◆ WHAT YOU ARE ASKED TO DO ◆
Lines with "yang": how many are there in the listing below? Reply with the number only.

-------------------------

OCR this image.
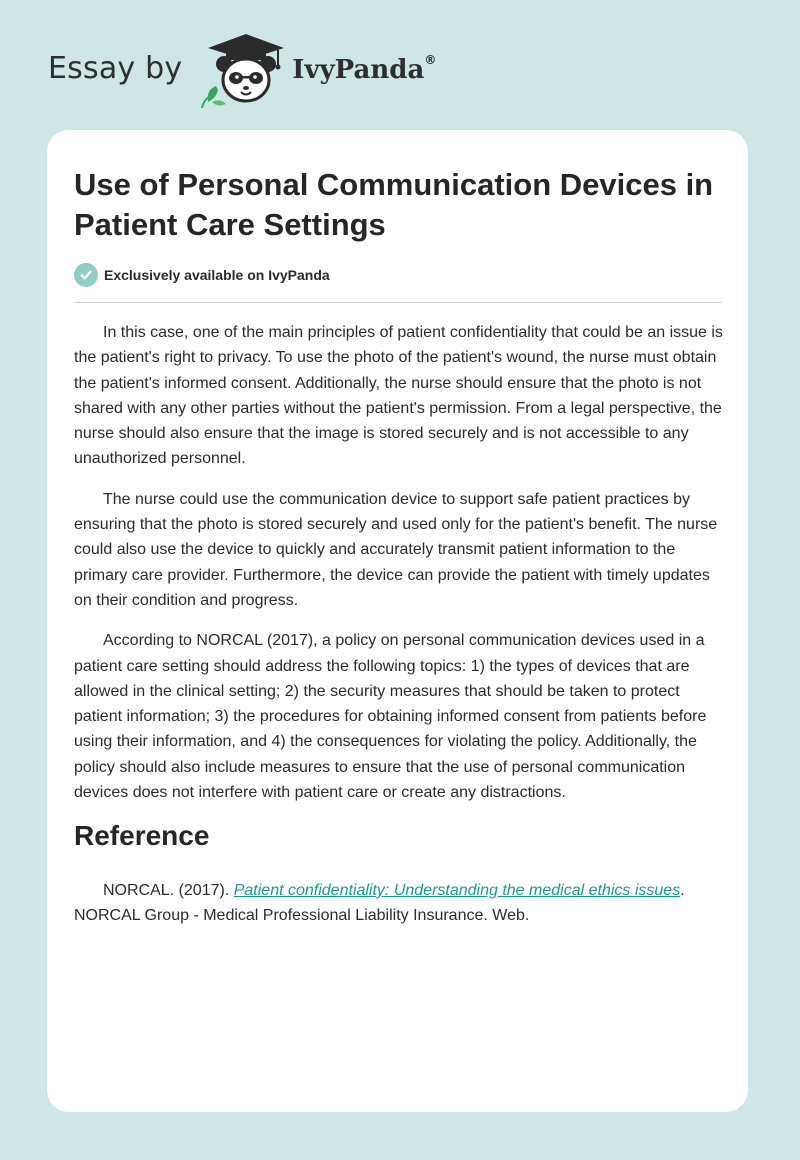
Essay by	IvyPanda®
Use of Personal Communication Devices in Patient Care Settings
Exclusively available on IvyPanda

In this case, one of the main principles of patient confidentiality that could be an issue is the patient's right to privacy. To use the photo of the patient's wound, the nurse must obtain the patient's informed consent. Additionally, the nurse should ensure that the photo is not shared with any other parties without the patient's permission. From a legal perspective, the nurse should also ensure that the image is stored securely and is not accessible to any unauthorized personnel.

The nurse could use the communication device to support safe patient practices by ensuring that the photo is stored securely and used only for the patient's benefit. The nurse could also use the device to quickly and accurately transmit patient information to the primary care provider. Furthermore, the device can provide the patient with timely updates on their condition and progress.

According to NORCAL (2017), a policy on personal communication devices used in a patient care setting should address the following topics: 1) the types of devices that are allowed in the clinical setting; 2) the security measures that should be taken to protect patient information; 3) the procedures for obtaining informed consent from patients before using their information, and 4) the consequences for violating the policy. Additionally, the policy should also include measures to ensure that the use of personal communication devices does not interfere with patient care or create any distractions.

Reference

NORCAL. (2017). Patient confidentiality: Understanding the medical ethics issues. NORCAL Group - Medical Professional Liability Insurance. Web.
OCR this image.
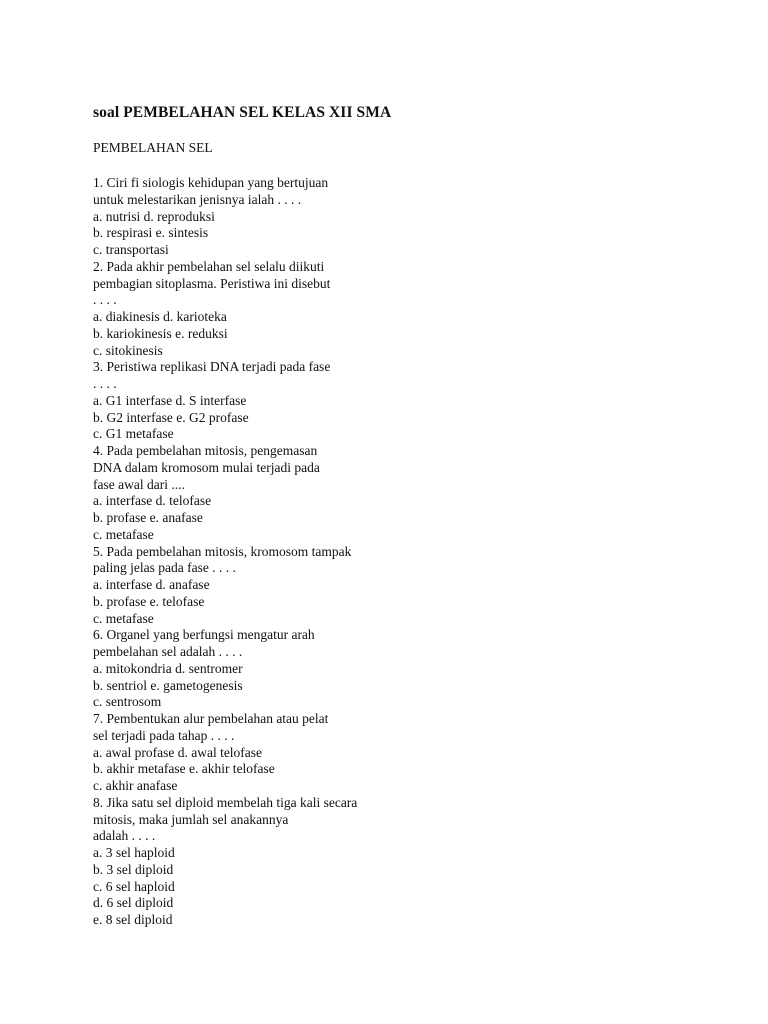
soal PEMBELAHAN SEL KELAS XII SMA
PEMBELAHAN SEL
1. Ciri fi siologis kehidupan yang bertujuan
untuk melestarikan jenisnya ialah . . . .
a. nutrisi d. reproduksi
b. respirasi e. sintesis
c. transportasi
2. Pada akhir pembelahan sel selalu diikuti
pembagian sitoplasma. Peristiwa ini disebut
. . . .
a. diakinesis d. karioteka
b. kariokinesis e. reduksi
c. sitokinesis
3. Peristiwa replikasi DNA terjadi pada fase
. . . .
a. G1 interfase d. S interfase
b. G2 interfase e. G2 profase
c. G1 metafase
4. Pada pembelahan mitosis, pengemasan
DNA dalam kromosom mulai terjadi pada
fase awal dari ....
a. interfase d. telofase
b. profase e. anafase
c. metafase
5. Pada pembelahan mitosis, kromosom tampak
paling jelas pada fase . . . .
a. interfase d. anafase
b. profase e. telofase
c. metafase
6. Organel yang berfungsi mengatur arah
pembelahan sel adalah . . . .
a. mitokondria d. sentromer
b. sentriol e. gametogenesis
c. sentrosom
7. Pembentukan alur pembelahan atau pelat
sel terjadi pada tahap . . . .
a. awal profase d. awal telofase
b. akhir metafase e. akhir telofase
c. akhir anafase
8. Jika satu sel diploid membelah tiga kali secara
mitosis, maka jumlah sel anakannya
adalah . . . .
a. 3 sel haploid
b. 3 sel diploid
c. 6 sel haploid
d. 6 sel diploid
e. 8 sel diploid
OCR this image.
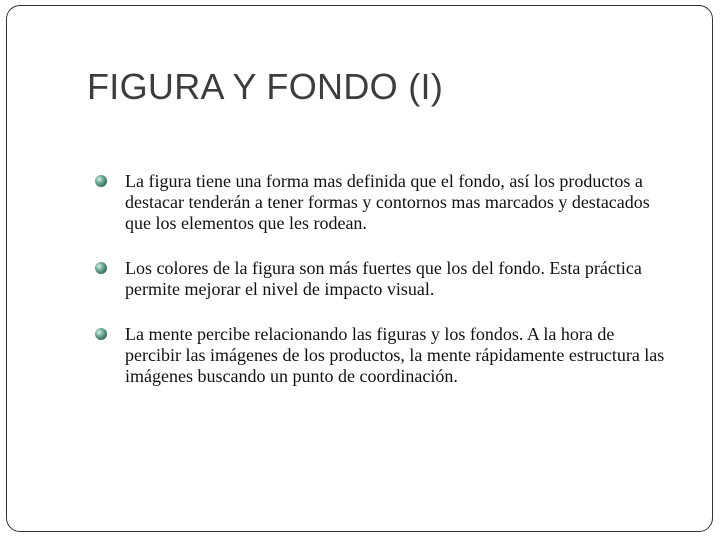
FIGURA Y FONDO (I)
La figura tiene una forma mas definida que el fondo, así los productos a destacar tenderán a tener formas y contornos mas marcados y destacados que los elementos que les rodean.
Los colores de la figura son más fuertes que los del fondo. Esta práctica permite mejorar el nivel de impacto visual.
La mente percibe relacionando las figuras y los fondos. A la hora de percibir las imágenes de los productos, la mente rápidamente estructura las imágenes buscando un punto de coordinación.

-------------------------

◆ REPLY TO THE TASK ◆
2